▶ _Written task_:
Look through the material below. Copy each line that contains the string "Adoption".

[Dataset entries]
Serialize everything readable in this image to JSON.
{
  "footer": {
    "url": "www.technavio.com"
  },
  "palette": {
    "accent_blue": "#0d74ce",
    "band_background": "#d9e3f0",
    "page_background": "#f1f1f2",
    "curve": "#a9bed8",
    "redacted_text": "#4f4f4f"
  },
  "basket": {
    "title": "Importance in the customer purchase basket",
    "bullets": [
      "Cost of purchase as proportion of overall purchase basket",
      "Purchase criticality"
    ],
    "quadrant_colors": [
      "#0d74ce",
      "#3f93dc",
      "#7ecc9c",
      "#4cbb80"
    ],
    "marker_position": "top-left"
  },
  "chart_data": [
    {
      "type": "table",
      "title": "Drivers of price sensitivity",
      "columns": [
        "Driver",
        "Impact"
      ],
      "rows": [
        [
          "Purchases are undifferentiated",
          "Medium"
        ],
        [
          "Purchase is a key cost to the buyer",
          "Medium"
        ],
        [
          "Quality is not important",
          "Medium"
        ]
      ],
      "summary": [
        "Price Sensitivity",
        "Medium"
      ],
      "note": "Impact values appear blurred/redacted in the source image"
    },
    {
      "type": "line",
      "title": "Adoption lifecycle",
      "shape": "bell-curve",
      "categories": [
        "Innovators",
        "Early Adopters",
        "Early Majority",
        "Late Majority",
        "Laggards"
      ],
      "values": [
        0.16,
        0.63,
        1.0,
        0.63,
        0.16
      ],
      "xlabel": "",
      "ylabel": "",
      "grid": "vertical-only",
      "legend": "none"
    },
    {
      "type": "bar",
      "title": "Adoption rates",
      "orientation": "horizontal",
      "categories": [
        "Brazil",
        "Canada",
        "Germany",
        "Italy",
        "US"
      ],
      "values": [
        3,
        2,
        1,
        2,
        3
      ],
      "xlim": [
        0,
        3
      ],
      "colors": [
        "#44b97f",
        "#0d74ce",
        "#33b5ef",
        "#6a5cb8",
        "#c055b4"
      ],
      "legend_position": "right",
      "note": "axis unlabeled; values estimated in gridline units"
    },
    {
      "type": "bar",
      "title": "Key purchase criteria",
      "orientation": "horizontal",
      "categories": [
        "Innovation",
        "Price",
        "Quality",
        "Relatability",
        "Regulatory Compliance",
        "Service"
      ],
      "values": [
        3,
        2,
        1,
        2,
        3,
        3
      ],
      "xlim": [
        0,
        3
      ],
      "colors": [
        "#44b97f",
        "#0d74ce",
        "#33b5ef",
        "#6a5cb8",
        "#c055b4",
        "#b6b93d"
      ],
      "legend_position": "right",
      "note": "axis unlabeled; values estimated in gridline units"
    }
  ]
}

* * *

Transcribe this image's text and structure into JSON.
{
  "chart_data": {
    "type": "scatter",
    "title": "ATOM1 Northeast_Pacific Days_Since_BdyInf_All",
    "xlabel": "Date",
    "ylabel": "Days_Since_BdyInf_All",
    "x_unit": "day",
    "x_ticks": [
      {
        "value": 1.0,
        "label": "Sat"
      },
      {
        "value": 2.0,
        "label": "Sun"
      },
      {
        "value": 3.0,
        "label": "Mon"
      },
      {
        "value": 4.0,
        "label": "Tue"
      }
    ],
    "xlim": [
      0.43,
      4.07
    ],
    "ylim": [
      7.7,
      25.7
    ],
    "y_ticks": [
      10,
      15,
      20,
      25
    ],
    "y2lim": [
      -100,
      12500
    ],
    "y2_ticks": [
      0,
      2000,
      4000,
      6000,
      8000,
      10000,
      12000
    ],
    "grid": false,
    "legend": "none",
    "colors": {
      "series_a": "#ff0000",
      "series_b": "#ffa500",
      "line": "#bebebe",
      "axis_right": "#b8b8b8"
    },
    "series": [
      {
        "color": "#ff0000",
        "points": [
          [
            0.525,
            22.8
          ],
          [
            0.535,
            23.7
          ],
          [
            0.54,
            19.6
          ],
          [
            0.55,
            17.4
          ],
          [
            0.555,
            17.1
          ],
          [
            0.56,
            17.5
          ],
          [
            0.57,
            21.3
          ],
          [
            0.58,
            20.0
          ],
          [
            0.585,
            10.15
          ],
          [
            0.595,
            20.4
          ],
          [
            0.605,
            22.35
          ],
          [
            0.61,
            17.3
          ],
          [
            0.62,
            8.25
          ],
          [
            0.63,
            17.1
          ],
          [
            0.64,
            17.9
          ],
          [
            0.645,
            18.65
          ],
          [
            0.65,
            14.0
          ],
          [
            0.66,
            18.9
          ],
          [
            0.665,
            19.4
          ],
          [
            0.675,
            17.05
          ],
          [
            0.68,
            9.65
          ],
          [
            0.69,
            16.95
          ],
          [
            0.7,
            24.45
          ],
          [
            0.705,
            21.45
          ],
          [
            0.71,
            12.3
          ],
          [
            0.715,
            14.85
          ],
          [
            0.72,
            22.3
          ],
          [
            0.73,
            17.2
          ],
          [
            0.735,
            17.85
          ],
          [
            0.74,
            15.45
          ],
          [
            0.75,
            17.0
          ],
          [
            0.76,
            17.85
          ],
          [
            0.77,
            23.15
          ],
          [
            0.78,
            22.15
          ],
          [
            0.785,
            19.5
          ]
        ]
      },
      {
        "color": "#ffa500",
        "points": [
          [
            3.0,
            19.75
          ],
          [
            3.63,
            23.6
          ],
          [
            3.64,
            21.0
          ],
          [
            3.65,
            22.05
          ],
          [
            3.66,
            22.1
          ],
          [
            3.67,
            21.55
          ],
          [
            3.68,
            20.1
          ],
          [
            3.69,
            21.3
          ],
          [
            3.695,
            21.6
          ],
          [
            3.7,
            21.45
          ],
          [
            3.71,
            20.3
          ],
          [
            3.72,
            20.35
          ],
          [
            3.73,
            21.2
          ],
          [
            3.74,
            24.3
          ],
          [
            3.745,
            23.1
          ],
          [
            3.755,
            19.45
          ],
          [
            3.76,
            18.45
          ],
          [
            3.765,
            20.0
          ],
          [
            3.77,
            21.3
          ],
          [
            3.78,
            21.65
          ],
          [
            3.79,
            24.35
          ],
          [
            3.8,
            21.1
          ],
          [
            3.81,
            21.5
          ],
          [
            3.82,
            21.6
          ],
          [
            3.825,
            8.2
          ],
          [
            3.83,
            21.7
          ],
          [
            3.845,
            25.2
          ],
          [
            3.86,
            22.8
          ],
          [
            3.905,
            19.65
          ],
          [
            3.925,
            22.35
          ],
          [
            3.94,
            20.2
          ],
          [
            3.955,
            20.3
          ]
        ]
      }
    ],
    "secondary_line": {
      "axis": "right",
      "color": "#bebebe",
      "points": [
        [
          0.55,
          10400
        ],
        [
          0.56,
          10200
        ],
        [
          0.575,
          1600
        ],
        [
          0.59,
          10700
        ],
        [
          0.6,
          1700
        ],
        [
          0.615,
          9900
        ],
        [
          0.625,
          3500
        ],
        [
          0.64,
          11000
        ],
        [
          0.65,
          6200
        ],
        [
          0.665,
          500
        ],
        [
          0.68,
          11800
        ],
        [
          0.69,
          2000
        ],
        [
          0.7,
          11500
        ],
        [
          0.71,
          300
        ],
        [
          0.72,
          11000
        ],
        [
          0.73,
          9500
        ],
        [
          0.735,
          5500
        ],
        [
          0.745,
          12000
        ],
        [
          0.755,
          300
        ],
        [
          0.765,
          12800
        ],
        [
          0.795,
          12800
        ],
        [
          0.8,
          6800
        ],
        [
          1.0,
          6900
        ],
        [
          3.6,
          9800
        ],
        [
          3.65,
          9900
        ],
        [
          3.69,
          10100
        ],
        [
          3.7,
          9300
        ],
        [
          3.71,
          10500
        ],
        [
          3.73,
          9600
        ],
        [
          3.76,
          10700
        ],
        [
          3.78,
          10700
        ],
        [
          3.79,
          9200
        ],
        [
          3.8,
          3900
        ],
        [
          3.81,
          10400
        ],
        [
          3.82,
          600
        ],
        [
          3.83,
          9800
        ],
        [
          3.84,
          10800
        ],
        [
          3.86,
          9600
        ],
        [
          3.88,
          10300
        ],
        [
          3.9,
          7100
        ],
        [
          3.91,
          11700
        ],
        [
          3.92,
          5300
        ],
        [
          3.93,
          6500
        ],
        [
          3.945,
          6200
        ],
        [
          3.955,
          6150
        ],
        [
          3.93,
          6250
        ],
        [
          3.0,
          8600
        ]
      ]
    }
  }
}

---

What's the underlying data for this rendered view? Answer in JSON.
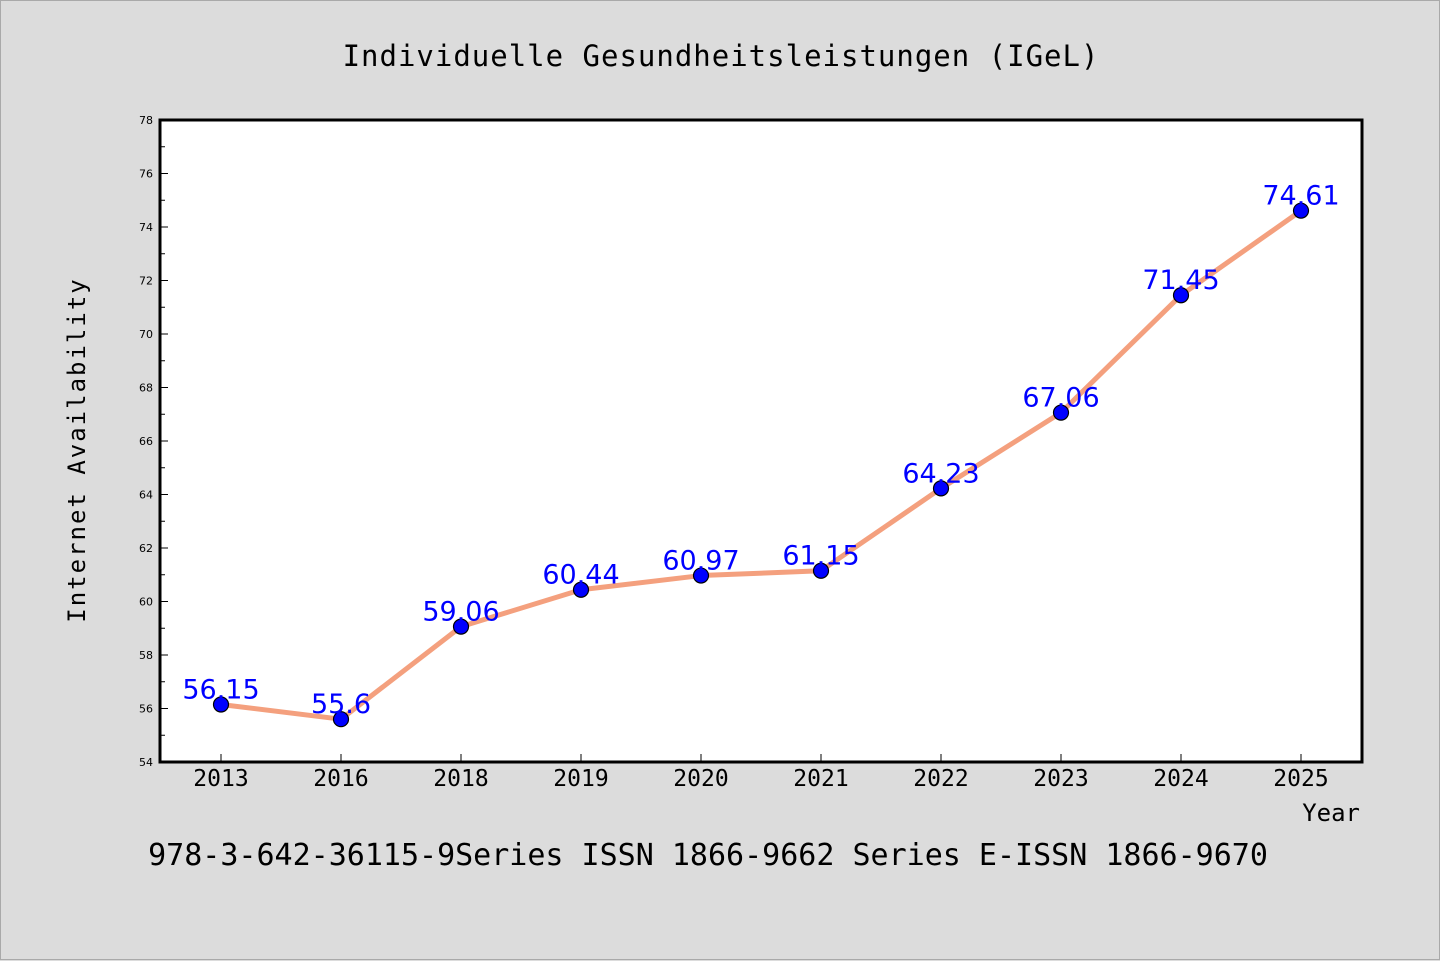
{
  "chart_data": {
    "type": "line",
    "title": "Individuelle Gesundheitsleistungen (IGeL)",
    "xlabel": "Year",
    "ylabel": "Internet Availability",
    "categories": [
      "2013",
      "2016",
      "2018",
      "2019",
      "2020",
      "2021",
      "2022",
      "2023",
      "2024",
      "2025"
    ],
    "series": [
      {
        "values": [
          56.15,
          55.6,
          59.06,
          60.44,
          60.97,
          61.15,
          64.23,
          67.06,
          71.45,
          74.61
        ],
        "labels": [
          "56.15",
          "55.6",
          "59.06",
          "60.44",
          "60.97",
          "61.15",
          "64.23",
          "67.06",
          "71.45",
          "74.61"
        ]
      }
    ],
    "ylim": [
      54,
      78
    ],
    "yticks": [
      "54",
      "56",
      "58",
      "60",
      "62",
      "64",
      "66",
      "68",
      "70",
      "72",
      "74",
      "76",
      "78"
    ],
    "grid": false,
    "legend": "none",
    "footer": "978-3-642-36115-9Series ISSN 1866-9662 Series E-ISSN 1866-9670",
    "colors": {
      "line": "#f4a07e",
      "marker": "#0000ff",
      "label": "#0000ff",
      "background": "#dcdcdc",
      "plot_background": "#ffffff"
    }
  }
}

▶ _Solution to this exercise_:
      "title": "Adoption lifecycle",
      "title": "Adoption rates",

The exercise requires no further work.